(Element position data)
***

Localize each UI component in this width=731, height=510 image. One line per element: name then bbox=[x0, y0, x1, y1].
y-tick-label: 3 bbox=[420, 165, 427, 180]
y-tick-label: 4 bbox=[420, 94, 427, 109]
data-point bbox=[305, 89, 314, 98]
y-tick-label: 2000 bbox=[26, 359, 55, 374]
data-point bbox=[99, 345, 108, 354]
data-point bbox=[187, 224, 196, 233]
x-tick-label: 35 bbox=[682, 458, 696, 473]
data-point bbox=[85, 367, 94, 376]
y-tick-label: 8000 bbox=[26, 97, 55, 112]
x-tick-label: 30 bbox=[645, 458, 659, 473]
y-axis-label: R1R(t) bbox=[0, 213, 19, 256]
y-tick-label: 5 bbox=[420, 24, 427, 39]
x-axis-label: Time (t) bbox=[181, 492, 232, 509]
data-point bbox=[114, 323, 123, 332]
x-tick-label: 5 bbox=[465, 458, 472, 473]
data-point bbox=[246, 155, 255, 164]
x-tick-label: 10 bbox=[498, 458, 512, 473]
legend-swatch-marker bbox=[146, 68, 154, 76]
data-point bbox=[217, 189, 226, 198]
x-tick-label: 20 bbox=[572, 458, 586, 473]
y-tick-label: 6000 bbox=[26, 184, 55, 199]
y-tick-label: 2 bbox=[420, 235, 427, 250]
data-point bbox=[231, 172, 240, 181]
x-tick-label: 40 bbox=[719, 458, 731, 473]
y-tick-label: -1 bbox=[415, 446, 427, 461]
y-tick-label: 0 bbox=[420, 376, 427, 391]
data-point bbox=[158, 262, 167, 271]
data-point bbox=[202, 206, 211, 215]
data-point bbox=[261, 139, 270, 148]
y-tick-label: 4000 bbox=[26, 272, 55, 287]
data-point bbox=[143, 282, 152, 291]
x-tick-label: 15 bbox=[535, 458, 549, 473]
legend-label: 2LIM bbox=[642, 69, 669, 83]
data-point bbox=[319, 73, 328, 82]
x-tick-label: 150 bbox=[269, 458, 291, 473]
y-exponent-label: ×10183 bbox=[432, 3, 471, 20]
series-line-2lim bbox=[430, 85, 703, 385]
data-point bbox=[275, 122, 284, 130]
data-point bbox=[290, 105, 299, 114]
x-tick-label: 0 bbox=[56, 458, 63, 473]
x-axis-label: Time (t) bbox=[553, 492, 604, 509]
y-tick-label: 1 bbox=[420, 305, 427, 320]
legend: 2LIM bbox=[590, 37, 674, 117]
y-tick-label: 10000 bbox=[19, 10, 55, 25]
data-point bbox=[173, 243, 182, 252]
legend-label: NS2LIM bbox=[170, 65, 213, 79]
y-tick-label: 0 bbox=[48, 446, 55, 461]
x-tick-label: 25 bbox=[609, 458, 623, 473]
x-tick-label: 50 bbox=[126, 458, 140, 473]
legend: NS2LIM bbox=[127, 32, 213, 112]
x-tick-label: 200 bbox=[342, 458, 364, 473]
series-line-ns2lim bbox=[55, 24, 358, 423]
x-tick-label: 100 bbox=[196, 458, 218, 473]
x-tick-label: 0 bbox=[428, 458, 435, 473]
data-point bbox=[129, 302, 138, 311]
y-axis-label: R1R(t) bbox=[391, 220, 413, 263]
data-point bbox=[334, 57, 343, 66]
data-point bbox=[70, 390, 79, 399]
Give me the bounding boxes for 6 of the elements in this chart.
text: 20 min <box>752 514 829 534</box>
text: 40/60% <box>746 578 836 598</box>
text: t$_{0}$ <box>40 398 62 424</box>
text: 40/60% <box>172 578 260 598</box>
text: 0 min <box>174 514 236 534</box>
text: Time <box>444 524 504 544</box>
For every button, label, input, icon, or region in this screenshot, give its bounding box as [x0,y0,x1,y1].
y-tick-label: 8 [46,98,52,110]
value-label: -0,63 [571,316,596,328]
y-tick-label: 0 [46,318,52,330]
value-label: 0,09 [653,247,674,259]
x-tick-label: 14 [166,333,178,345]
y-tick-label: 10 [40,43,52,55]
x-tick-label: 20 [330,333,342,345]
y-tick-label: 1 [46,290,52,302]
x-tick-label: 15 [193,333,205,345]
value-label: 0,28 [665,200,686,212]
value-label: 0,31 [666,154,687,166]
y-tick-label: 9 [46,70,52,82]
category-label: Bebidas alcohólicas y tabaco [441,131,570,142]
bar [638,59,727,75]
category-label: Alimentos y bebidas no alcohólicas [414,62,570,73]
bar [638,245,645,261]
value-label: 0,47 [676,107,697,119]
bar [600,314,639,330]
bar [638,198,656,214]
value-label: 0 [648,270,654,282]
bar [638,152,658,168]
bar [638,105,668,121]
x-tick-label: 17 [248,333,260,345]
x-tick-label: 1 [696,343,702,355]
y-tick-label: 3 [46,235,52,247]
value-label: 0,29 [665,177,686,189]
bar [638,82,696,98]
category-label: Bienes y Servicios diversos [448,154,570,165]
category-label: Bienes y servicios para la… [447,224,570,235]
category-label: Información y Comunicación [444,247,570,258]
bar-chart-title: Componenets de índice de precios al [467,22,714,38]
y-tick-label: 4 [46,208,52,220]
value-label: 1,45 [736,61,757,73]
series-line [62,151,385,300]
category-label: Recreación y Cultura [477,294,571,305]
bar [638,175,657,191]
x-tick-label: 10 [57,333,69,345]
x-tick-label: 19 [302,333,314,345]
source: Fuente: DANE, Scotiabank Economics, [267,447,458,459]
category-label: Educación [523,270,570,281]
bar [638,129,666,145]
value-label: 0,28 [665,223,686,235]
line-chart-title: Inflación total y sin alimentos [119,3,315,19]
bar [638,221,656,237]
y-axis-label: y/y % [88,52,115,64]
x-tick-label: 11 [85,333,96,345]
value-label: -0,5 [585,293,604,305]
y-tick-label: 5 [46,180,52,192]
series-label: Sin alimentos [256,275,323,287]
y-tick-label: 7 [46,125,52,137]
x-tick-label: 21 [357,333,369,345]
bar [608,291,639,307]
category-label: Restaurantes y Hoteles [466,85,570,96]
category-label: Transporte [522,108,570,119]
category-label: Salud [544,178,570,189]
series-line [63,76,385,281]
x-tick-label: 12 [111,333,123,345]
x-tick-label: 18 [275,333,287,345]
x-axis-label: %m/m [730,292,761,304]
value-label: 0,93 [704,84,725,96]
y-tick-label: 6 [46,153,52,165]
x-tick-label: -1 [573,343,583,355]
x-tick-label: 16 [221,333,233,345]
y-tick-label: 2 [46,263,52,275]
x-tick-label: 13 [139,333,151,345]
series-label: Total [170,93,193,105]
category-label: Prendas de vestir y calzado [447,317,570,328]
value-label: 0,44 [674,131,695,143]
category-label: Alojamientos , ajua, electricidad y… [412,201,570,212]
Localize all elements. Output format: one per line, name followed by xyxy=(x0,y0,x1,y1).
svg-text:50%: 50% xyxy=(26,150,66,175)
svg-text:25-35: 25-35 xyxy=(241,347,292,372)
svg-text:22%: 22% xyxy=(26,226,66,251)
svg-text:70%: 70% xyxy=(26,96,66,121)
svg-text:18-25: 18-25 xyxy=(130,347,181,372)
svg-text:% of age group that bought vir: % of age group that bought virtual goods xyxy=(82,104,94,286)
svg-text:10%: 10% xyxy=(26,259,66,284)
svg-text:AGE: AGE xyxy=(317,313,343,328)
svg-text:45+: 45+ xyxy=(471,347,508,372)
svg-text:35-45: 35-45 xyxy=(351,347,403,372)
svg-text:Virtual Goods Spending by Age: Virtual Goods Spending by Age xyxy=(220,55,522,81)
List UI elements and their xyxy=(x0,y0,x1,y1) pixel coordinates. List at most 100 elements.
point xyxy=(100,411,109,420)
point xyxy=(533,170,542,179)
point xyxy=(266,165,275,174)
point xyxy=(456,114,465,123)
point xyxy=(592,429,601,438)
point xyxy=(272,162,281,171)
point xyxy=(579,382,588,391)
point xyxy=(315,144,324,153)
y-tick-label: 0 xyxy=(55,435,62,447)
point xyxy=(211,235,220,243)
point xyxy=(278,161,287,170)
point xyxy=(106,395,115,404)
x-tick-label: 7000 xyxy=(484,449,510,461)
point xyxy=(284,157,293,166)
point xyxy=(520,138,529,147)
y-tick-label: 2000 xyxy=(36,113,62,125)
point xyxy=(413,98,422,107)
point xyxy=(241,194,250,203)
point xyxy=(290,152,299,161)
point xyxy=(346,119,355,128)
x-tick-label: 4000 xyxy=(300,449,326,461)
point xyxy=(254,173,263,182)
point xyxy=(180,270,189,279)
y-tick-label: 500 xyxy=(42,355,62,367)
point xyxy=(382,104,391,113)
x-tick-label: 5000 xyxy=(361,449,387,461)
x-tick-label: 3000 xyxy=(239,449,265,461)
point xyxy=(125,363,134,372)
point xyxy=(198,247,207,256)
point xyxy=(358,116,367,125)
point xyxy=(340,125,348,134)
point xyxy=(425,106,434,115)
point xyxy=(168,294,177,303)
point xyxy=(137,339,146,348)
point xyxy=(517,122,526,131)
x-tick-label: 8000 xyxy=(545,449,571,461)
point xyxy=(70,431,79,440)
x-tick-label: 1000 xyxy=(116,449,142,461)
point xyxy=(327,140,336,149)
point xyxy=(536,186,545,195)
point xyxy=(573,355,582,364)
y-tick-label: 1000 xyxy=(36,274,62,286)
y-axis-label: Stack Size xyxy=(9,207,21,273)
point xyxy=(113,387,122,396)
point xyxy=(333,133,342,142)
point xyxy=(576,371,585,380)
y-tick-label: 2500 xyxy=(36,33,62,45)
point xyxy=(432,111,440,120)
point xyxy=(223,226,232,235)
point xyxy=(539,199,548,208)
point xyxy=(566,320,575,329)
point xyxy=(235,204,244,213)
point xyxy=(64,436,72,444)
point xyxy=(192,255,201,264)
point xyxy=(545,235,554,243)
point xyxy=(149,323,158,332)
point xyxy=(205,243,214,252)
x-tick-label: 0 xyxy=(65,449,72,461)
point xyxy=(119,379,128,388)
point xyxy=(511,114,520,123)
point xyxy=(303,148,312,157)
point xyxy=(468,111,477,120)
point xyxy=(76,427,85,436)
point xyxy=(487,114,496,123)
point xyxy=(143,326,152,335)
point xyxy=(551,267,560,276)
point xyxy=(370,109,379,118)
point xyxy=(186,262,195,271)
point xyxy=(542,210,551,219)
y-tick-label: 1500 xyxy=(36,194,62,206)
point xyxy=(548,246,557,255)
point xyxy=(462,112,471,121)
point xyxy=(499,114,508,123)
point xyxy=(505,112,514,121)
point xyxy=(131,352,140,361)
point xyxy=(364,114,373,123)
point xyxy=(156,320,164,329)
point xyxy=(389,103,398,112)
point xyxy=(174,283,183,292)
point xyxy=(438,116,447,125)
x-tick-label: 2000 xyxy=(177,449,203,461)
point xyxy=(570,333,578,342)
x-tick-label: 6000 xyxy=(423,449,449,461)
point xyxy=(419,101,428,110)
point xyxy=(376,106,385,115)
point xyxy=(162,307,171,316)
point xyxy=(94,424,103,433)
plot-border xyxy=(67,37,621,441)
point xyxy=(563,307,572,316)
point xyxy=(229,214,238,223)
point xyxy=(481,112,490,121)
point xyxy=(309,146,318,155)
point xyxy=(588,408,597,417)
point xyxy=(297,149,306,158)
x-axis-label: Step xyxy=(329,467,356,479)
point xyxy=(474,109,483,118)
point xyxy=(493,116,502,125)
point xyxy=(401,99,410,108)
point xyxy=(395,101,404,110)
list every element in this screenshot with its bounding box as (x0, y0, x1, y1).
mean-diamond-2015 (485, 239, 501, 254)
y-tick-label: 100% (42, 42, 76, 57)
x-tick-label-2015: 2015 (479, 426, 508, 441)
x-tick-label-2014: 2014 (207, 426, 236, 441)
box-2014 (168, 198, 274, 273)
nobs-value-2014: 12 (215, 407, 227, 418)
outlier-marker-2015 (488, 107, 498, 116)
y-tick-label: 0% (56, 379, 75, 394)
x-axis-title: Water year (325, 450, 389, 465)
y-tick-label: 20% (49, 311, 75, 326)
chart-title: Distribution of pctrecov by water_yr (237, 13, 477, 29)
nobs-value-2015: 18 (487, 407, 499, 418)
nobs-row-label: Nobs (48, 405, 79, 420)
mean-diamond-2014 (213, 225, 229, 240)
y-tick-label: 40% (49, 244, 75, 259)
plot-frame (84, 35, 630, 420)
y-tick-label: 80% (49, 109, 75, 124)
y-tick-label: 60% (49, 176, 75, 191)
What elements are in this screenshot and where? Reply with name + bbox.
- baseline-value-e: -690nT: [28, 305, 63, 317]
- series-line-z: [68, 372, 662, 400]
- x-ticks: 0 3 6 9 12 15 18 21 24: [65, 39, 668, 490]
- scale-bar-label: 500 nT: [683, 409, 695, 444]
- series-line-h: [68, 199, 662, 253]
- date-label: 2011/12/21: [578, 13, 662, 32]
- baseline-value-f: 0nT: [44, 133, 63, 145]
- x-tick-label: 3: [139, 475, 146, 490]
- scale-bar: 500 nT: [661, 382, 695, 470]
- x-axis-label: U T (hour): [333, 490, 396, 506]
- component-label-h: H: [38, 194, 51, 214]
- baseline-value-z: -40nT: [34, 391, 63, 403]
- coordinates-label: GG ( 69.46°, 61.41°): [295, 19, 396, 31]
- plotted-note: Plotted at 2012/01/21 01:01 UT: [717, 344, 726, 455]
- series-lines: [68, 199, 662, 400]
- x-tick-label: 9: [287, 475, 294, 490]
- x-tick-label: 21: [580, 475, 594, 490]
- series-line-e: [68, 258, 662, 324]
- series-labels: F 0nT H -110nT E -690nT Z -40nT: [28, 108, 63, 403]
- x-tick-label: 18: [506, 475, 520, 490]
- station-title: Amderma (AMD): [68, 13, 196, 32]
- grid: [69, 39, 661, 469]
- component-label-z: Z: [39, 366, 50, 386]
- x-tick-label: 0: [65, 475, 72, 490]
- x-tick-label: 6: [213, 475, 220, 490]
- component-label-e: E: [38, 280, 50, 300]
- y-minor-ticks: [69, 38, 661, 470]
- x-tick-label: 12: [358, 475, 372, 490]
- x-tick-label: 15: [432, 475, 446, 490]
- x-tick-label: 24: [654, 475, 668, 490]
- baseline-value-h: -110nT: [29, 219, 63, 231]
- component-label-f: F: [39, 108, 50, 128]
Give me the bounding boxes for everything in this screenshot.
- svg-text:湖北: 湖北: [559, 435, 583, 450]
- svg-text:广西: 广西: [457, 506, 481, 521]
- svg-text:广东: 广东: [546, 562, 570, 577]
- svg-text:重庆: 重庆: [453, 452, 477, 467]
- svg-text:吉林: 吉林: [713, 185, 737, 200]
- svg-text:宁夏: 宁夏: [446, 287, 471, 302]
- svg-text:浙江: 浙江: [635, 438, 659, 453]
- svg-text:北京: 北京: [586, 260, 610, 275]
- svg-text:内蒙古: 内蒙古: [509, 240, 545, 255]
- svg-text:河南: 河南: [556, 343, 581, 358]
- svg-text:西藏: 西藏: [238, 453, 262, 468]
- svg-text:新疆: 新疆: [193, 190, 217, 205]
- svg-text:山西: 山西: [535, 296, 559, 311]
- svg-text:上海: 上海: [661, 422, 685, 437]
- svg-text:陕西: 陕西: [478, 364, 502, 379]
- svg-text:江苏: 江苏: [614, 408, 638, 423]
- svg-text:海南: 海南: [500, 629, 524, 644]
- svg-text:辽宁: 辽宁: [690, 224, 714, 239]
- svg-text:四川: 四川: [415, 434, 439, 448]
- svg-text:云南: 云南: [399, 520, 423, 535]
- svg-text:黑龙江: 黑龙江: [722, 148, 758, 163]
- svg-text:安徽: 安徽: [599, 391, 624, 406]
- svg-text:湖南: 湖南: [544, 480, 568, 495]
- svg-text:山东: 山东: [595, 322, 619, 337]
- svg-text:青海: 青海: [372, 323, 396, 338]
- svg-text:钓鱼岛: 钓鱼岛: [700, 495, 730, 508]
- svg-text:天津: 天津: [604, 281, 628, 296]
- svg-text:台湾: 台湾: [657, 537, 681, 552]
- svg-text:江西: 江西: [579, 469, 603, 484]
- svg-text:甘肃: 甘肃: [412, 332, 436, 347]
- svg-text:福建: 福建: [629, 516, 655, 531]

***

Problem to solve → Reproduce verbatim the entries from the start through the line holding "data-point bbox=[187, 224, 196, 233]", inclusive.

The result →
Localize each UI component in this width=731, height=510 image. One line per element: name then bbox=[x0, y0, x1, y1].
y-tick-label: 3 bbox=[420, 165, 427, 180]
y-tick-label: 4 bbox=[420, 94, 427, 109]
data-point bbox=[305, 89, 314, 98]
y-tick-label: 2000 bbox=[26, 359, 55, 374]
data-point bbox=[99, 345, 108, 354]
data-point bbox=[187, 224, 196, 233]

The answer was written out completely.